# What is expected:
Turn the lines of the records into a JSON list of strings, one string per line and blank lines skipped. Begin at the line that has "chart-subtitle: ALTERNATOR OUTPUT" and stop after the line that has "x-tick-label: 9000 (596, 466, 628, 482)".

Element and coordinate records
::::::
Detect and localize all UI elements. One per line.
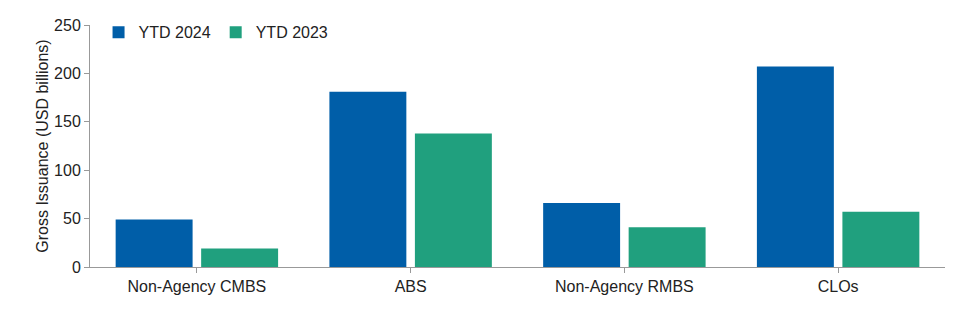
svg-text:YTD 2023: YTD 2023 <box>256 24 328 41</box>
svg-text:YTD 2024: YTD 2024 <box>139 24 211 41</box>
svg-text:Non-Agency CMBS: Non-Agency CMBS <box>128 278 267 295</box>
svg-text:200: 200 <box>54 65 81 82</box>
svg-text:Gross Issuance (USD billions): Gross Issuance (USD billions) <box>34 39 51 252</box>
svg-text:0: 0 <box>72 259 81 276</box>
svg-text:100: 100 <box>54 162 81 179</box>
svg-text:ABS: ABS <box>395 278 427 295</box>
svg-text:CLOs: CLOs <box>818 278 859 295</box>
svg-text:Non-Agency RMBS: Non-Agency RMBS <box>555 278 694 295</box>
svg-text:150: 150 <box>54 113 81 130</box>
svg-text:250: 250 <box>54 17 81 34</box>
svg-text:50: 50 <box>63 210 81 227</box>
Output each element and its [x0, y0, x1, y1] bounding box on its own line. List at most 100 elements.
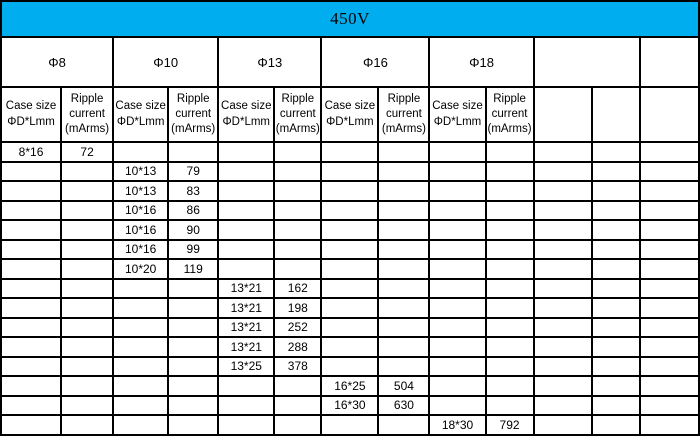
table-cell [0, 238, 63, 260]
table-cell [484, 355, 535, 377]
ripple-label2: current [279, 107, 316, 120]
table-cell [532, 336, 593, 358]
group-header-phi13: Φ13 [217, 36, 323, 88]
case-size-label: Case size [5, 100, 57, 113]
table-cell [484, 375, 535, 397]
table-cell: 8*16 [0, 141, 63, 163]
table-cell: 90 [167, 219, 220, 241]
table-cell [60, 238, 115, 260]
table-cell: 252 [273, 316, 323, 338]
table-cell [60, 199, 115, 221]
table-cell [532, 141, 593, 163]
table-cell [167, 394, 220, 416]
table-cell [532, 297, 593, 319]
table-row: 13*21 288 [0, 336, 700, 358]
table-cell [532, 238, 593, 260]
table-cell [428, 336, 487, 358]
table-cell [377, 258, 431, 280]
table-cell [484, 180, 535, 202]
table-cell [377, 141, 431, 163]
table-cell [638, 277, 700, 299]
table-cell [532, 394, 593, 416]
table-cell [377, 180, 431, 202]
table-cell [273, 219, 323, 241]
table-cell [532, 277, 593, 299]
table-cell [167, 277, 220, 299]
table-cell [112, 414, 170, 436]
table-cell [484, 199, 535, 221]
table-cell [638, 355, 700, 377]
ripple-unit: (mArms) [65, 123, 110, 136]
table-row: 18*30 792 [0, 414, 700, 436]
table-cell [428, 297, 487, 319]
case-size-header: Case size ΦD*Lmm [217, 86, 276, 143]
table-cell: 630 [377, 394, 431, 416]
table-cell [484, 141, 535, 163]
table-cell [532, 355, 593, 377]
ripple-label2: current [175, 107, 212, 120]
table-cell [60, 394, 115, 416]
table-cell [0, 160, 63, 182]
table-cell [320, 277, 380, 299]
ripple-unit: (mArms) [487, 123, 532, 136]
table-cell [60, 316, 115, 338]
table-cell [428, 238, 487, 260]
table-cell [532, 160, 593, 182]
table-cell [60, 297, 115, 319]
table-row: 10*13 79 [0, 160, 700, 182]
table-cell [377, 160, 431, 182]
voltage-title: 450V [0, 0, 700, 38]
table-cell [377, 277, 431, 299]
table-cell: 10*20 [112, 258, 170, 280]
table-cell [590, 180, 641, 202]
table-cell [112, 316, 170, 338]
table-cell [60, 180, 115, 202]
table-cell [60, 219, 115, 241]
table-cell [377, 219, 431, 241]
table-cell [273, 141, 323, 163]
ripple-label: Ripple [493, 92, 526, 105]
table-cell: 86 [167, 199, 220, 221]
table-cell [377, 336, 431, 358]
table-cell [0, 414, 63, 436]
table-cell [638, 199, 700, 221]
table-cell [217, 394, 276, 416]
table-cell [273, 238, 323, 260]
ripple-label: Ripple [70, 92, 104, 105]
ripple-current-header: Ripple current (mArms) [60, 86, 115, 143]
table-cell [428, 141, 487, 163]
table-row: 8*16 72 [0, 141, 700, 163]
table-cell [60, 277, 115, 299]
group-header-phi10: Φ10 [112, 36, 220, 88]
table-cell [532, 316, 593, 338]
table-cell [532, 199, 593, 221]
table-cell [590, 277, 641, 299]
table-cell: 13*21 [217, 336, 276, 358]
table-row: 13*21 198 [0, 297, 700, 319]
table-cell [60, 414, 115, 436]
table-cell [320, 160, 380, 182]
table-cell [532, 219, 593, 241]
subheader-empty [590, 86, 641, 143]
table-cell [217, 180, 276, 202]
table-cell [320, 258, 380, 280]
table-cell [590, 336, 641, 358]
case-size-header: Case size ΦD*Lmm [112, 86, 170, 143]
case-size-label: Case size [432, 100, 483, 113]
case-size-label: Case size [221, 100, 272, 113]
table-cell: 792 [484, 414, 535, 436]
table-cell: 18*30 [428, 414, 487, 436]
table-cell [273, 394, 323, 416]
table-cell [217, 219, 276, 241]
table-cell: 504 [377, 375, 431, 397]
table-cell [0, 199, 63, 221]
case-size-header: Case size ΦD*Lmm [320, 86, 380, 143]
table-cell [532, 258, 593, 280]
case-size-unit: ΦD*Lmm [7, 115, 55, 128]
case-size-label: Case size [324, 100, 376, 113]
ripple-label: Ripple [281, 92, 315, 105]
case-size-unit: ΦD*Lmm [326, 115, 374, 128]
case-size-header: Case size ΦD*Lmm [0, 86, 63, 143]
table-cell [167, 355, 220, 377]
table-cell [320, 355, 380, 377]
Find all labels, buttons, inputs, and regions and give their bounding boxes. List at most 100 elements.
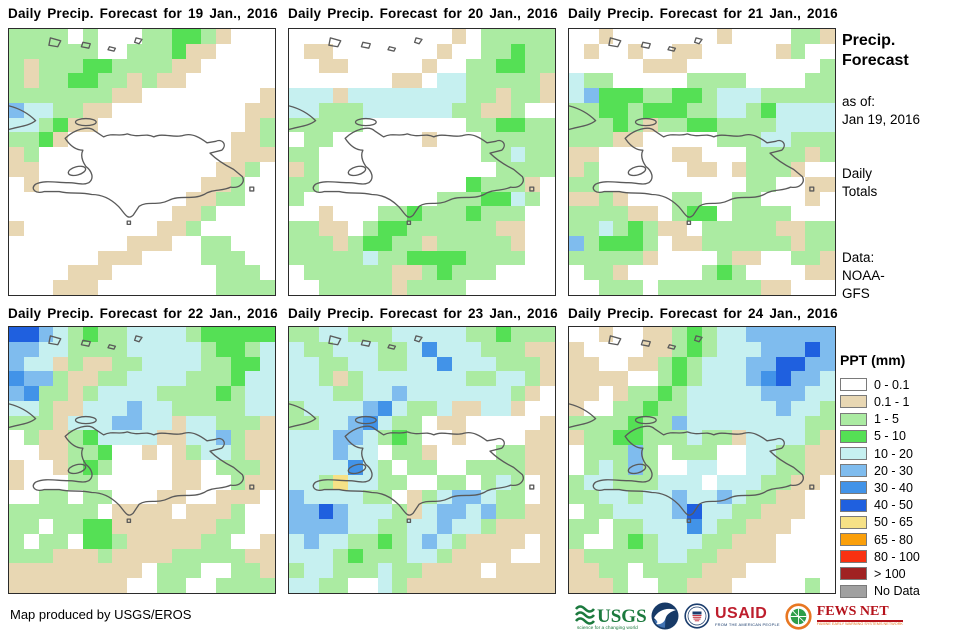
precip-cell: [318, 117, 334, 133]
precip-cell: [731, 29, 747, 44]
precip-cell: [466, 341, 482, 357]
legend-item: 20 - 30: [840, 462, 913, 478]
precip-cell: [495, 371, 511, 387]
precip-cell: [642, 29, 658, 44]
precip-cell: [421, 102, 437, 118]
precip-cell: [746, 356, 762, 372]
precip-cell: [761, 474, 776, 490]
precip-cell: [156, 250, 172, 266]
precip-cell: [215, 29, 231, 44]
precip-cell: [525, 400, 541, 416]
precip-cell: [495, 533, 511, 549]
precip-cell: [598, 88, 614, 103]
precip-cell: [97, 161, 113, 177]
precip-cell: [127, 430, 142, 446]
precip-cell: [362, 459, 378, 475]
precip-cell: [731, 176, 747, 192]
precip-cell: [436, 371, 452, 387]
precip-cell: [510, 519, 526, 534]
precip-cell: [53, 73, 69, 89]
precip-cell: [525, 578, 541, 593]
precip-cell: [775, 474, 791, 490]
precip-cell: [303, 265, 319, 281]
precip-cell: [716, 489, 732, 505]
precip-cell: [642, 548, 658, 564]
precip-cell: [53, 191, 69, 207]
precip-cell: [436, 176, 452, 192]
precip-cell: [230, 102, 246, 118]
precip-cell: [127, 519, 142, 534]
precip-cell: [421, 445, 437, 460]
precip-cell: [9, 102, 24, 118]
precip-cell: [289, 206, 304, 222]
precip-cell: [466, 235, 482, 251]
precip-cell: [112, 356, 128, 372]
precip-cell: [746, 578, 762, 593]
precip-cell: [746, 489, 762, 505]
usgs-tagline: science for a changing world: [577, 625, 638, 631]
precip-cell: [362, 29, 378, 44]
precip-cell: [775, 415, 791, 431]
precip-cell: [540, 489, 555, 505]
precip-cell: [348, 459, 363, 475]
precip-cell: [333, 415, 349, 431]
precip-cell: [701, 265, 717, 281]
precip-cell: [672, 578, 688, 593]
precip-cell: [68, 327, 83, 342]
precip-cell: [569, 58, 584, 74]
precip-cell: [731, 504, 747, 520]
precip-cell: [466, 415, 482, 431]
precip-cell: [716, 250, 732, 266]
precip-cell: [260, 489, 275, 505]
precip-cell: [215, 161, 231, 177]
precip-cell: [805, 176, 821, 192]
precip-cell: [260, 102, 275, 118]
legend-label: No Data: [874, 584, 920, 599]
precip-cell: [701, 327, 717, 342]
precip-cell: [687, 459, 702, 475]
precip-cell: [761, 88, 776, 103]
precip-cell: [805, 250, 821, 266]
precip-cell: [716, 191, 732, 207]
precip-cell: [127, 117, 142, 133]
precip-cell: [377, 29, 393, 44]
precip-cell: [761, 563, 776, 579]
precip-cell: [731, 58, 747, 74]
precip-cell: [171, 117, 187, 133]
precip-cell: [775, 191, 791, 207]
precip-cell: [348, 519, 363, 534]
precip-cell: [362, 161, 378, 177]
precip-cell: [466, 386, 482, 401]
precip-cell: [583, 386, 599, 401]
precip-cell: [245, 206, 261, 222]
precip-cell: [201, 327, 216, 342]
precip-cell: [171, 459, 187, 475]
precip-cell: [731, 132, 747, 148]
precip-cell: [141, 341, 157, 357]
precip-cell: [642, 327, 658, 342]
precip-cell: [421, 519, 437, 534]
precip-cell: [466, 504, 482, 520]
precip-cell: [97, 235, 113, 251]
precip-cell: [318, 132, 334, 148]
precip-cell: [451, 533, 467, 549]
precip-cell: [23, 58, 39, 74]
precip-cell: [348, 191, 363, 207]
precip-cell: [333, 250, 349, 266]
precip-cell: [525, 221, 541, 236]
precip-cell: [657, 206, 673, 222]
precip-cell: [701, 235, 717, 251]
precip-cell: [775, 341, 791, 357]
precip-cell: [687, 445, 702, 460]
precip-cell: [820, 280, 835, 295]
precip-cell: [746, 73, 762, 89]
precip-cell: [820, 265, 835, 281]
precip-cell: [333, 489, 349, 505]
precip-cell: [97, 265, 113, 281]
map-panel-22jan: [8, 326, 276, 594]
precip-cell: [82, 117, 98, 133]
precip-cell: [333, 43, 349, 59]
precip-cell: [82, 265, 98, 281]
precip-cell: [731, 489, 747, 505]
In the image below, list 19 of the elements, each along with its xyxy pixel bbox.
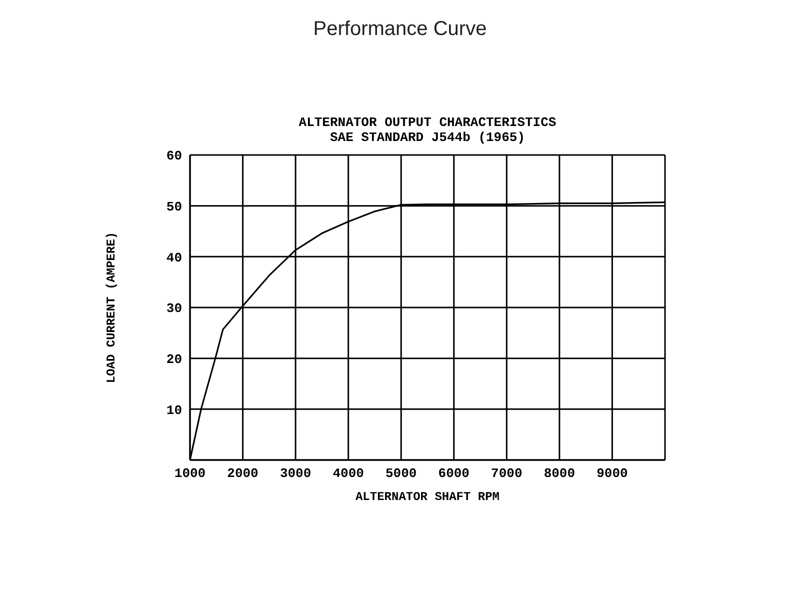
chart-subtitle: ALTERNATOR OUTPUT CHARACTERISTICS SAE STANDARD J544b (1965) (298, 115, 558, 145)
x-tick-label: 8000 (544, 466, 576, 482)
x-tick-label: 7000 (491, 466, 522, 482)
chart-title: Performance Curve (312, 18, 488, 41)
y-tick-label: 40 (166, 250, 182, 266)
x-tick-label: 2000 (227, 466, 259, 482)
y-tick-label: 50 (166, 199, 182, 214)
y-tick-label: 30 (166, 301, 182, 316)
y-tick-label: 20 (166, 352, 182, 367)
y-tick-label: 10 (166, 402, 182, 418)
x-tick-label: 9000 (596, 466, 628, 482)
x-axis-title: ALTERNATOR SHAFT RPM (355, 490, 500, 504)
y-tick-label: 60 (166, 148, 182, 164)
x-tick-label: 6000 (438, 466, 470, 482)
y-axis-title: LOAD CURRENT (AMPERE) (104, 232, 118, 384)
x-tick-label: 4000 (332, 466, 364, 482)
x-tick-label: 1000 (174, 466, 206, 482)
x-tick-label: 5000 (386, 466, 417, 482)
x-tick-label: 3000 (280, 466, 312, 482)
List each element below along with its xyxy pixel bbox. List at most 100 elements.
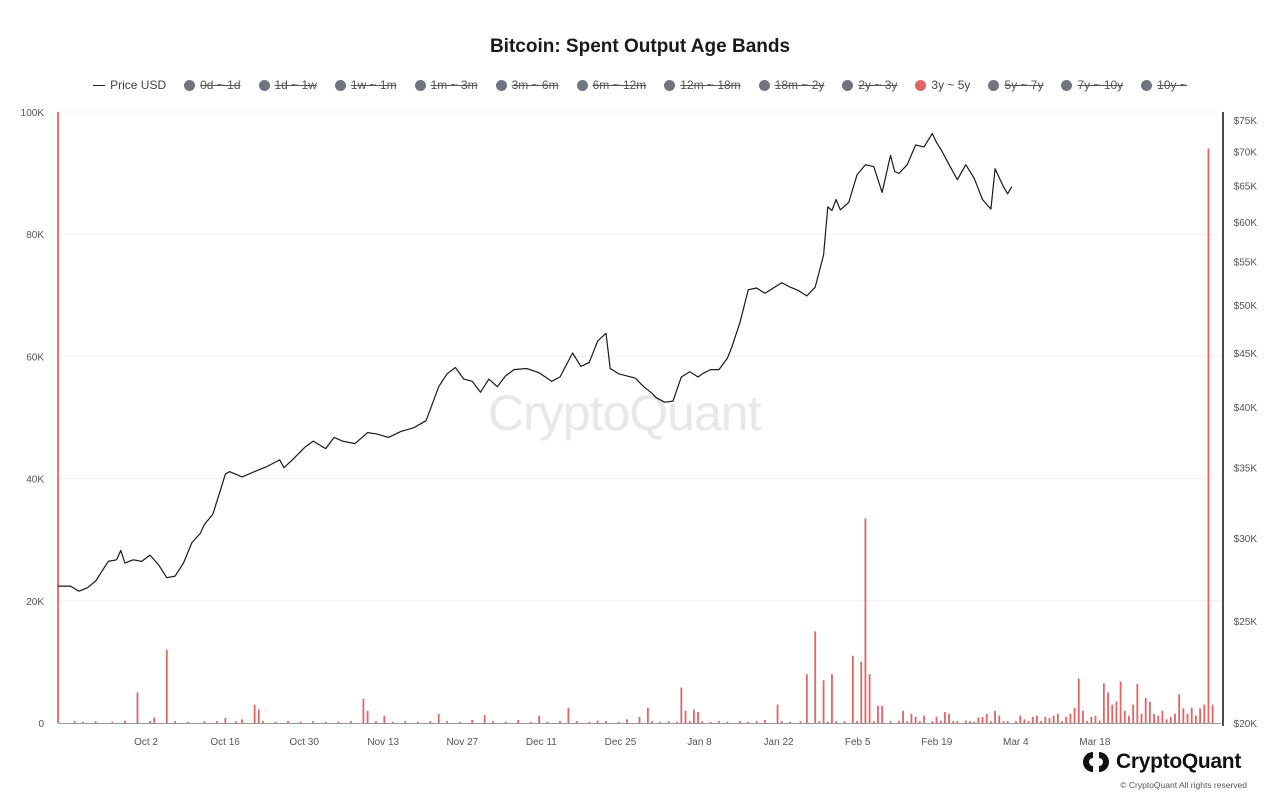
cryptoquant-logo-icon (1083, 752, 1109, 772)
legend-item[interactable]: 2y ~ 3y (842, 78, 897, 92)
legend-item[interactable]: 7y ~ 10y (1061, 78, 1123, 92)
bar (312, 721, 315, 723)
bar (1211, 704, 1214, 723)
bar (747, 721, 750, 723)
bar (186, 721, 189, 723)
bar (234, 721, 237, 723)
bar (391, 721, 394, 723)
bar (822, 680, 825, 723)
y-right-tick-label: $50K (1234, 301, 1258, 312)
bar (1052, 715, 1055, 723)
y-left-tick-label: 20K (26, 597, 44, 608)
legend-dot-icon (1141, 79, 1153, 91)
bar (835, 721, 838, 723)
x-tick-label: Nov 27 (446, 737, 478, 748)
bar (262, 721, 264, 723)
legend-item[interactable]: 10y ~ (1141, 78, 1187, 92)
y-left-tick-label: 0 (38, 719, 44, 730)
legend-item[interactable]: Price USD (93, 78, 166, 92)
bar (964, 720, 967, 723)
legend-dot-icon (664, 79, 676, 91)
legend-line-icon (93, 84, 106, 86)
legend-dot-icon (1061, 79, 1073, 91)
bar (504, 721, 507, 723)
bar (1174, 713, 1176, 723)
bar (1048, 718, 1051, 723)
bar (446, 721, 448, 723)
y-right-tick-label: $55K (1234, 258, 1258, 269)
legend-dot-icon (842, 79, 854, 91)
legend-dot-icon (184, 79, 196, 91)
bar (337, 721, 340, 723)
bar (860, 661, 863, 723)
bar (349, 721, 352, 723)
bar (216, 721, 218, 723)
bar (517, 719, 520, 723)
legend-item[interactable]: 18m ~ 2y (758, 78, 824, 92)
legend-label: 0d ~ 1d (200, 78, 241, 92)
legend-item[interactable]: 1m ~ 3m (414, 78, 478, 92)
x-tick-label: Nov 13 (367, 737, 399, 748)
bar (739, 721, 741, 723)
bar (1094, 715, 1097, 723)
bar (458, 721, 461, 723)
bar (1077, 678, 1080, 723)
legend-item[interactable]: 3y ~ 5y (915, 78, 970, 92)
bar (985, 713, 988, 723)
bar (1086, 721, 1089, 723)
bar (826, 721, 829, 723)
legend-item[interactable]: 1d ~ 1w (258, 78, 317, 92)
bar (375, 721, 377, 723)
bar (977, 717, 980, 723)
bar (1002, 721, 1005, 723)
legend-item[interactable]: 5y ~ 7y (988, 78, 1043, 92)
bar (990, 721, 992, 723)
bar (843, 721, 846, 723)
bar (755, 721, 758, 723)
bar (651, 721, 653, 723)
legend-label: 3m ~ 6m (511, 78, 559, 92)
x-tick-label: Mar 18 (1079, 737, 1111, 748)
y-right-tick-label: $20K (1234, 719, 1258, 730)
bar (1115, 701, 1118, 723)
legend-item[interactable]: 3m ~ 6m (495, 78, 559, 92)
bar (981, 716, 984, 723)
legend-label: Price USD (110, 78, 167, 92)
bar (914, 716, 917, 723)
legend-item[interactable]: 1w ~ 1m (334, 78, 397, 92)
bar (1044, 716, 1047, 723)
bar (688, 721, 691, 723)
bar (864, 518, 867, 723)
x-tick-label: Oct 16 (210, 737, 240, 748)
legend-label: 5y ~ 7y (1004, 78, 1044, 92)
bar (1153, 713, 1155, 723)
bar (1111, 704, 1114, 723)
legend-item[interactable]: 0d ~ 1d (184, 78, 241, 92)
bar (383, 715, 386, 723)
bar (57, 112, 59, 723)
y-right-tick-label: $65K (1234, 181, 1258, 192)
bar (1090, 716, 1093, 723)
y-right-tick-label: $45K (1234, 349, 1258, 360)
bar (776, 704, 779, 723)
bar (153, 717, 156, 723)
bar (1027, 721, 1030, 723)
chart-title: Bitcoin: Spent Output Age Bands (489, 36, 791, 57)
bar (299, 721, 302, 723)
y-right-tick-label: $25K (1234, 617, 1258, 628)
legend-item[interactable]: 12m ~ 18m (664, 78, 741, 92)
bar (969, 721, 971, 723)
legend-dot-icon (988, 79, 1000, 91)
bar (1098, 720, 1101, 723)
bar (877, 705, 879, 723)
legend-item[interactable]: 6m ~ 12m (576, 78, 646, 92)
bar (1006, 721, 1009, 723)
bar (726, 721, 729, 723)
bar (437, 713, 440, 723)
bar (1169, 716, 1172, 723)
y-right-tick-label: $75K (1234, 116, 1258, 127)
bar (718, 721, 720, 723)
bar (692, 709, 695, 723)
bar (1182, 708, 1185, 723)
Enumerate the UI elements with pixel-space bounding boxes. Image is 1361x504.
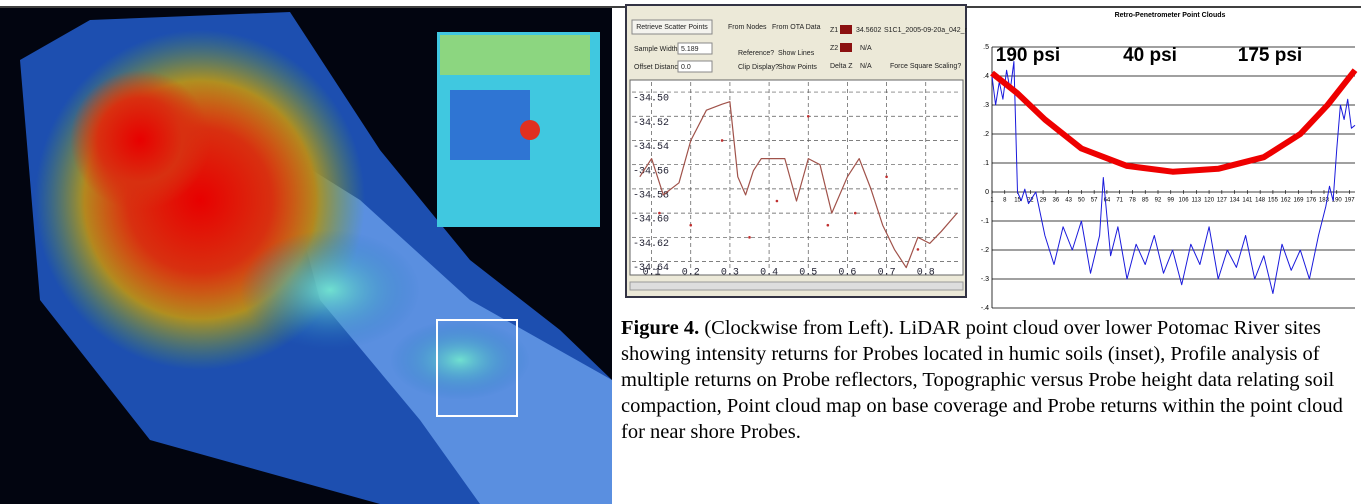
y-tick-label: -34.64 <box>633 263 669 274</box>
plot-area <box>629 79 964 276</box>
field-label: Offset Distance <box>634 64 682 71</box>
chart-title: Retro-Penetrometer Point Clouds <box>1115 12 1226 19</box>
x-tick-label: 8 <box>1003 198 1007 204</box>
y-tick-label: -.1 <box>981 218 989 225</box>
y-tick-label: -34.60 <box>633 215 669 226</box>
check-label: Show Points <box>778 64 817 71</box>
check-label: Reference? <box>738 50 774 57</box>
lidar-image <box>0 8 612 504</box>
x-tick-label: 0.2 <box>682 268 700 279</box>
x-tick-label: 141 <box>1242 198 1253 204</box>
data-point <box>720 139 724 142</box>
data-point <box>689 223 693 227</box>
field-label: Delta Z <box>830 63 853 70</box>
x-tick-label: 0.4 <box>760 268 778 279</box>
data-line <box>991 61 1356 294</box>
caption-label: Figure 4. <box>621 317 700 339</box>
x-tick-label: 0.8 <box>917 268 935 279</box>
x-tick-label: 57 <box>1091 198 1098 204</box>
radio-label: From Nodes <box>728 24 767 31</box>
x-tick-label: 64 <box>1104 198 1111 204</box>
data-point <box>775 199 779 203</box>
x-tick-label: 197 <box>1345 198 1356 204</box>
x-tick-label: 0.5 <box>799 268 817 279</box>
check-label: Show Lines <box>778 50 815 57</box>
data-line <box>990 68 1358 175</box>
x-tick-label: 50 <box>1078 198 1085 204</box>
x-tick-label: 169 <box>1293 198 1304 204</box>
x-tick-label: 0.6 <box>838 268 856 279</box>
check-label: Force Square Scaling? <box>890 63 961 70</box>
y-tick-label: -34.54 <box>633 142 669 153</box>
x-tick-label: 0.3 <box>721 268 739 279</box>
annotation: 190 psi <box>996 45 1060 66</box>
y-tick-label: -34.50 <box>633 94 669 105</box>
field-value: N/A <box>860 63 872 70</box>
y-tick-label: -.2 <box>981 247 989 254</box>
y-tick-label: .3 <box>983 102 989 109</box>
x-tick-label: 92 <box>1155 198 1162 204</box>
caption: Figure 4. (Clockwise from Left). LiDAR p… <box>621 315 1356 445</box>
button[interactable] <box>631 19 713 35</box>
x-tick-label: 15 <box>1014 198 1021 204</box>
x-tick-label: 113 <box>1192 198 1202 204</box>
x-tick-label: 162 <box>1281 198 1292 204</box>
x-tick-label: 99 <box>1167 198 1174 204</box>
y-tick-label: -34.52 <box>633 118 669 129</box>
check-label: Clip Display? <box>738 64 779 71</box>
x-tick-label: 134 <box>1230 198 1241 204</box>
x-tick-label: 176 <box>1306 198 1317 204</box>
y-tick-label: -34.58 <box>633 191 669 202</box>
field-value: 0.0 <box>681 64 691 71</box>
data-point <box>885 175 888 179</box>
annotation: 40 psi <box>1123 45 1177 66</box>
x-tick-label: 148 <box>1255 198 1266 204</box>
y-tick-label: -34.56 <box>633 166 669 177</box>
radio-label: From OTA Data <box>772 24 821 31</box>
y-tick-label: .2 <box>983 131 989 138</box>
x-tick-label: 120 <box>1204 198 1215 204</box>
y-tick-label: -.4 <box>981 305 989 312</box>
::::::
# Complete output:
[
  "chart-subtitle: ALTERNATOR OUTPUT CHARACTERISTICS SAE STANDARD J544b (1965) (298, 115, 558, 145)",
  "x-tick-label: 8000 (544, 466, 576, 482)",
  "x-tick-label: 7000 (491, 466, 522, 482)",
  "chart-title: Performance Curve (312, 18, 488, 41)",
  "y-tick-label: 40 (166, 250, 182, 266)",
  "x-tick-label: 2000 (227, 466, 259, 482)",
  "y-tick-label: 50 (166, 199, 182, 214)",
  "y-tick-label: 30 (166, 301, 182, 316)",
  "y-tick-label: 20 (166, 352, 182, 367)",
  "y-tick-label: 10 (166, 402, 182, 418)",
  "x-tick-label: 9000 (596, 466, 628, 482)"
]